▸ **DATA FOR THIS TASK**:

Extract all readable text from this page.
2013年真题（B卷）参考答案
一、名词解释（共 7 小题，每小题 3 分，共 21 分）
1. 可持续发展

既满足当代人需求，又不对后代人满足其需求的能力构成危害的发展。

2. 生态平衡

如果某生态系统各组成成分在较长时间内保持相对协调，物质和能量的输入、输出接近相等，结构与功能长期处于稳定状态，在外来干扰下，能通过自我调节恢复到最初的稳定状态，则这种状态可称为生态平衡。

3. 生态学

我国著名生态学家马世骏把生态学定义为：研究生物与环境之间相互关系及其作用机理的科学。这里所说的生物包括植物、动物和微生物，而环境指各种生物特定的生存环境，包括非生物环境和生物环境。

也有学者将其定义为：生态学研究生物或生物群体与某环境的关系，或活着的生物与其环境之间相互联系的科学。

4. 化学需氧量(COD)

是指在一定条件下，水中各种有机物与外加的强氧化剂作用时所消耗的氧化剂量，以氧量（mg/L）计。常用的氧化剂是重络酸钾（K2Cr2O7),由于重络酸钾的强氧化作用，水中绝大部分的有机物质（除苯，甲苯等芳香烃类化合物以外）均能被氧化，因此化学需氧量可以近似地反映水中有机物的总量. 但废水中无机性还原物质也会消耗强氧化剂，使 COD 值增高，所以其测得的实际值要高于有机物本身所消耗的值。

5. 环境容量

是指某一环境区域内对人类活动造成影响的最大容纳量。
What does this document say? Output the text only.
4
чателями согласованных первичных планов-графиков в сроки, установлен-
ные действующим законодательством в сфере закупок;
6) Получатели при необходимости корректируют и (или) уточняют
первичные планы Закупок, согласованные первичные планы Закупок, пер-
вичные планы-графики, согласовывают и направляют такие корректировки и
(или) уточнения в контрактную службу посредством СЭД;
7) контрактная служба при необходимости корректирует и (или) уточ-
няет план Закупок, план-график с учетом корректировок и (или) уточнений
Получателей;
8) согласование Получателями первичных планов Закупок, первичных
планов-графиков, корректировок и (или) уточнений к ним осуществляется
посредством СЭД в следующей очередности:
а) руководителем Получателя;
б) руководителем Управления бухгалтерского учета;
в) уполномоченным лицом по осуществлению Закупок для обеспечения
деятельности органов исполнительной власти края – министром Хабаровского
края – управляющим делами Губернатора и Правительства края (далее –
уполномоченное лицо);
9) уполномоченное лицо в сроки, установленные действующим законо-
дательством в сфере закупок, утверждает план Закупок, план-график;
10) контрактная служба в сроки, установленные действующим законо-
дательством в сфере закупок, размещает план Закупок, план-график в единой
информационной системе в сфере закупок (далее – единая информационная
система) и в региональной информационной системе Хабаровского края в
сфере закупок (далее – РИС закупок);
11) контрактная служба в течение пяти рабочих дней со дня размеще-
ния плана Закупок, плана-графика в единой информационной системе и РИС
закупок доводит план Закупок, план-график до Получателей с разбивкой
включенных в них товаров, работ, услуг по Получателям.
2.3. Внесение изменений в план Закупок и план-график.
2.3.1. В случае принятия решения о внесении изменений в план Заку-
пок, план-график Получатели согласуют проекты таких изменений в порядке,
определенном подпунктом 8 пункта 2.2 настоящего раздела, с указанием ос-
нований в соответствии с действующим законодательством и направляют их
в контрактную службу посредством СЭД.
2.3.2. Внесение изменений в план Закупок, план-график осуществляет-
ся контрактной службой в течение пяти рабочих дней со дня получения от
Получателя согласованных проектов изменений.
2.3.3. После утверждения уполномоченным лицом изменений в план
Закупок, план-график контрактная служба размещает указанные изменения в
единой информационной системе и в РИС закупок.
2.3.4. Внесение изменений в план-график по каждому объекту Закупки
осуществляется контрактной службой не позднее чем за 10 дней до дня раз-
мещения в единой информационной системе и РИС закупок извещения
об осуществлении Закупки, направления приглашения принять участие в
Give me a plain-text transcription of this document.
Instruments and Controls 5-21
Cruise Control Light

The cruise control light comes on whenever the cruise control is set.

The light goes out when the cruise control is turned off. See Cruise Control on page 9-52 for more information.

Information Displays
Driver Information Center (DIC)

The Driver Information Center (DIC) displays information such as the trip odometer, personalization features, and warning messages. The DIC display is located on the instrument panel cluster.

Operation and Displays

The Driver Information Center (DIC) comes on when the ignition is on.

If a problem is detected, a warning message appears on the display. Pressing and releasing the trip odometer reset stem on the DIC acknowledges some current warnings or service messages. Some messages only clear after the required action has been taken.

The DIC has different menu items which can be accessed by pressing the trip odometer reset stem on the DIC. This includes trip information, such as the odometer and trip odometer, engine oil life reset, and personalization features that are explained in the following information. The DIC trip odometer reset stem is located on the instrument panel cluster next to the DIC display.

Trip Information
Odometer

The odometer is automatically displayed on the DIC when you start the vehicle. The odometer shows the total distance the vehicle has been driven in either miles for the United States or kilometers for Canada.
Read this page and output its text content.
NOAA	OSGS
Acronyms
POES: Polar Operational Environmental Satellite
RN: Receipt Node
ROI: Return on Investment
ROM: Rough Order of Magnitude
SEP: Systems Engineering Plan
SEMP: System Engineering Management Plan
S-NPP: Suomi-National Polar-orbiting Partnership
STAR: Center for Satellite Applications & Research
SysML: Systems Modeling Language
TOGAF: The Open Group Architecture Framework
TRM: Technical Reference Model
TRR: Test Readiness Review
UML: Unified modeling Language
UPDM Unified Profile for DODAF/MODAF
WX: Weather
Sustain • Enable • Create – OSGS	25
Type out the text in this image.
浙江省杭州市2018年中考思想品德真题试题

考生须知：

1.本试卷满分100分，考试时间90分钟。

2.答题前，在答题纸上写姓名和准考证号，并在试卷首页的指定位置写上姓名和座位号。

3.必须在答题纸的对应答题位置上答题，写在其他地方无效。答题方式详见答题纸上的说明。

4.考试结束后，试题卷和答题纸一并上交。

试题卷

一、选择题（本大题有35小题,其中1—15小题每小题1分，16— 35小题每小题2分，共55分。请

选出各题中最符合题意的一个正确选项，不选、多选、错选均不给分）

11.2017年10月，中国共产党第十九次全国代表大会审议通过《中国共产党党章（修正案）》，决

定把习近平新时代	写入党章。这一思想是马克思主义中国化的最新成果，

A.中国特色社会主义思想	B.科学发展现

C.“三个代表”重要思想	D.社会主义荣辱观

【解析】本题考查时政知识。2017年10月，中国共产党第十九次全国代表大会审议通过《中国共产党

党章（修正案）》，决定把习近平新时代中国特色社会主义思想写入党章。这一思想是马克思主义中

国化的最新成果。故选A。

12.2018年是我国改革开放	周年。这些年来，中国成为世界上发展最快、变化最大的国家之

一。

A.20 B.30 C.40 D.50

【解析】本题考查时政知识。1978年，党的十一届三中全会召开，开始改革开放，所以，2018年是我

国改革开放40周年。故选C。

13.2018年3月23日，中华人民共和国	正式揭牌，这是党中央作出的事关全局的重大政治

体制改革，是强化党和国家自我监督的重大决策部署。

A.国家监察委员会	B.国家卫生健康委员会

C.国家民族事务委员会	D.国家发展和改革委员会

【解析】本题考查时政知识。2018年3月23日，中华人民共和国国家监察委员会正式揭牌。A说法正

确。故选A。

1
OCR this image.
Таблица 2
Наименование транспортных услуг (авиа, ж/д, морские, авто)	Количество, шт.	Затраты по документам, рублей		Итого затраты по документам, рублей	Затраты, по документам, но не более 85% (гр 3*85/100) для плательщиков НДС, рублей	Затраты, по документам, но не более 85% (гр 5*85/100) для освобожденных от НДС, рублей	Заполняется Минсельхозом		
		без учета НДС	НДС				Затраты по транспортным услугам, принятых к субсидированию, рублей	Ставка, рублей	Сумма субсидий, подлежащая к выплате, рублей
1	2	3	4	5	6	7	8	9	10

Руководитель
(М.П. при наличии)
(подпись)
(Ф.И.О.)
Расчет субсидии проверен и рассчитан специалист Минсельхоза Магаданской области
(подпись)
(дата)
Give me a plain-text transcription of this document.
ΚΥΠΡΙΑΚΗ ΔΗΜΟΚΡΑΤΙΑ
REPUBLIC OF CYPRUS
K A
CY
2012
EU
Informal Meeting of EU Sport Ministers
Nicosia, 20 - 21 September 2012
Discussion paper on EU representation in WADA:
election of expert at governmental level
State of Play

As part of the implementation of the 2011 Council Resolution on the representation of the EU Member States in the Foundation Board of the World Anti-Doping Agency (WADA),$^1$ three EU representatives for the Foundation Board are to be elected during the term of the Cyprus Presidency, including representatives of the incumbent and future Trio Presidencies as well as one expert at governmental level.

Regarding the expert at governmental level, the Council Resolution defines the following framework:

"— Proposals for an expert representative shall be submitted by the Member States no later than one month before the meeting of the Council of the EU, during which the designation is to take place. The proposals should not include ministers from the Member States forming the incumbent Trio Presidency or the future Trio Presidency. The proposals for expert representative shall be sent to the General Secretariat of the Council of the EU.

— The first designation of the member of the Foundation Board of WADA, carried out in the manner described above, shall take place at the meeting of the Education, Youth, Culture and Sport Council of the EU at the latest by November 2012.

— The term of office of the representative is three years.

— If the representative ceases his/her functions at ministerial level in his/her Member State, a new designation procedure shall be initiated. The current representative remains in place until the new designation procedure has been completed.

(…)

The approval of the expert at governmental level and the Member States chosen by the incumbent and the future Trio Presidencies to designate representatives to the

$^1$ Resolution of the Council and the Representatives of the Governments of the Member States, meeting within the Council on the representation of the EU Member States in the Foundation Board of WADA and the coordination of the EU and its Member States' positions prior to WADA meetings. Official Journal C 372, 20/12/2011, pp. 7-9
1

▸ **TASK BRIEF**: Report how many lines above hold the string "image", giving nothing but the number.

▸ **ANSWER BELOW**: 2